Identify each line in the records below that contains the word "frac", and copy it.

### Data rows

════════════════════

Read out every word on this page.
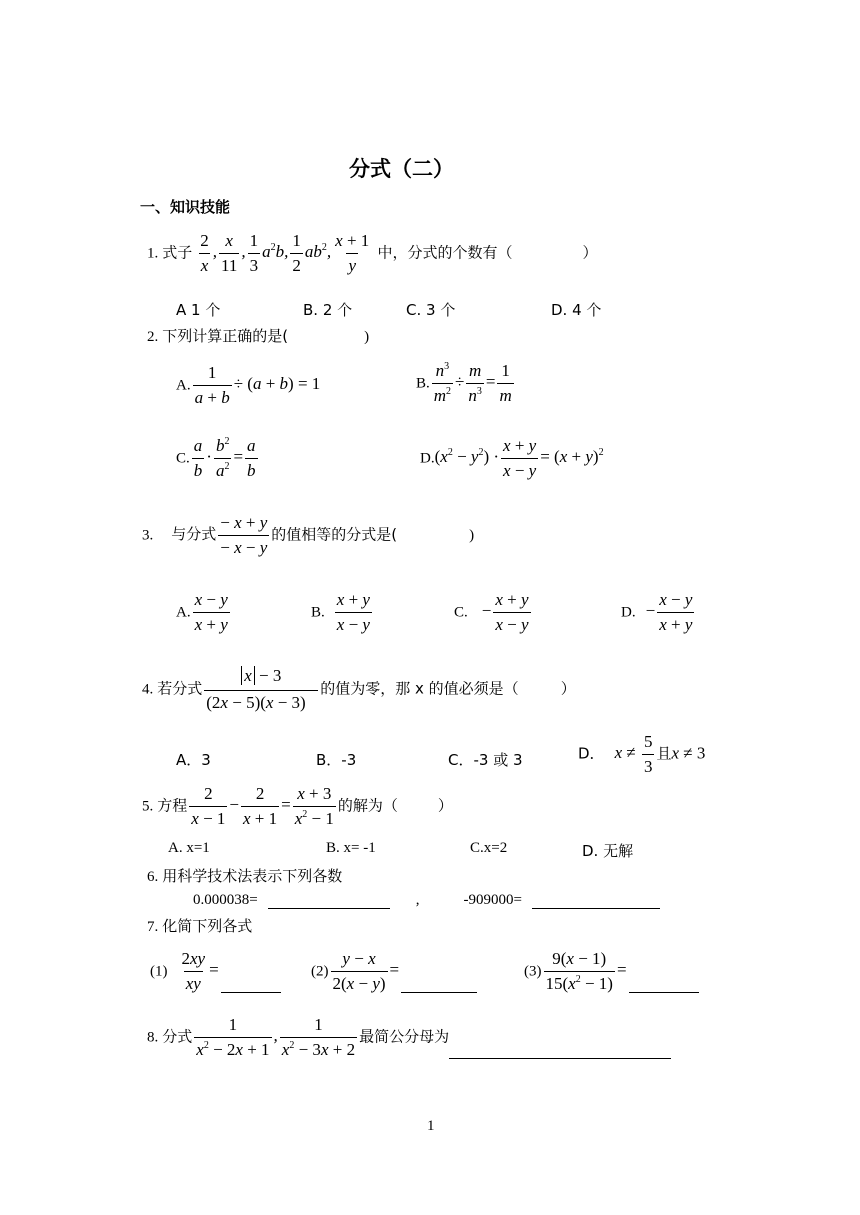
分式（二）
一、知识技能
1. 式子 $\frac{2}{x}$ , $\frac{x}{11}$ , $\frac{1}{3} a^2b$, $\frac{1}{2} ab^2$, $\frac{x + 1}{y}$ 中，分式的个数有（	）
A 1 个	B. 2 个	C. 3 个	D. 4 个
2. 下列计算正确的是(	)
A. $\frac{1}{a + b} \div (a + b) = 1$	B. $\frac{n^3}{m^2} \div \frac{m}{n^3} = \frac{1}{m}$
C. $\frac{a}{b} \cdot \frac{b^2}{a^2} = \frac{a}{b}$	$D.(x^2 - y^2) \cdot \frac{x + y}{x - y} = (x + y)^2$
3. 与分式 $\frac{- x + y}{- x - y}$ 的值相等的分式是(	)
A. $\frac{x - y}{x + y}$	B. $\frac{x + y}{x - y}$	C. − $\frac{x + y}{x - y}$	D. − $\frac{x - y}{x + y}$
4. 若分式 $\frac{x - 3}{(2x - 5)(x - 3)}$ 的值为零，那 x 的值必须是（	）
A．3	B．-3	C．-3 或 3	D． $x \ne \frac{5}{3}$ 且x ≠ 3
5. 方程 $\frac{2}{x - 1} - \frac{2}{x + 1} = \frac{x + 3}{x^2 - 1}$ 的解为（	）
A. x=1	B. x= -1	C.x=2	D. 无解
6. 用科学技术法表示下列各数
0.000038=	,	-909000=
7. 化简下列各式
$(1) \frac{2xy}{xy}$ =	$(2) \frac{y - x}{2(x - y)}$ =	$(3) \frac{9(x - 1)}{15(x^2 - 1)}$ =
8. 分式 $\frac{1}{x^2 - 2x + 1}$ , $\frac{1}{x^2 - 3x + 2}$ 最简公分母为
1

════════════════════

### Expected output
1. 式子 $\frac{2}{x}$ , $\frac{x}{11}$ , $\frac{1}{3} a^2b$, $\frac{1}{2} ab^2$, $\frac{x + 1}{y}$ 中，分式的个数有（	）
A. $\frac{1}{a + b} \div (a + b) = 1$	B. $\frac{n^3}{m^2} \div \frac{m}{n^3} = \frac{1}{m}$
C. $\frac{a}{b} \cdot \frac{b^2}{a^2} = \frac{a}{b}$	$D.(x^2 - y^2) \cdot \frac{x + y}{x - y} = (x + y)^2$
3. 与分式 $\frac{- x + y}{- x - y}$ 的值相等的分式是(	)
A. $\frac{x - y}{x + y}$	B. $\frac{x + y}{x - y}$	C. − $\frac{x + y}{x - y}$	D. − $\frac{x - y}{x + y}$
4. 若分式 $\frac{x - 3}{(2x - 5)(x - 3)}$ 的值为零，那 x 的值必须是（	）
A．3	B．-3	C．-3 或 3	D． $x \ne \frac{5}{3}$ 且x ≠ 3
5. 方程 $\frac{2}{x - 1} - \frac{2}{x + 1} = \frac{x + 3}{x^2 - 1}$ 的解为（	）
$(1) \frac{2xy}{xy}$ =	$(2) \frac{y - x}{2(x - y)}$ =	$(3) \frac{9(x - 1)}{15(x^2 - 1)}$ =
8. 分式 $\frac{1}{x^2 - 2x + 1}$ , $\frac{1}{x^2 - 3x + 2}$ 最简公分母为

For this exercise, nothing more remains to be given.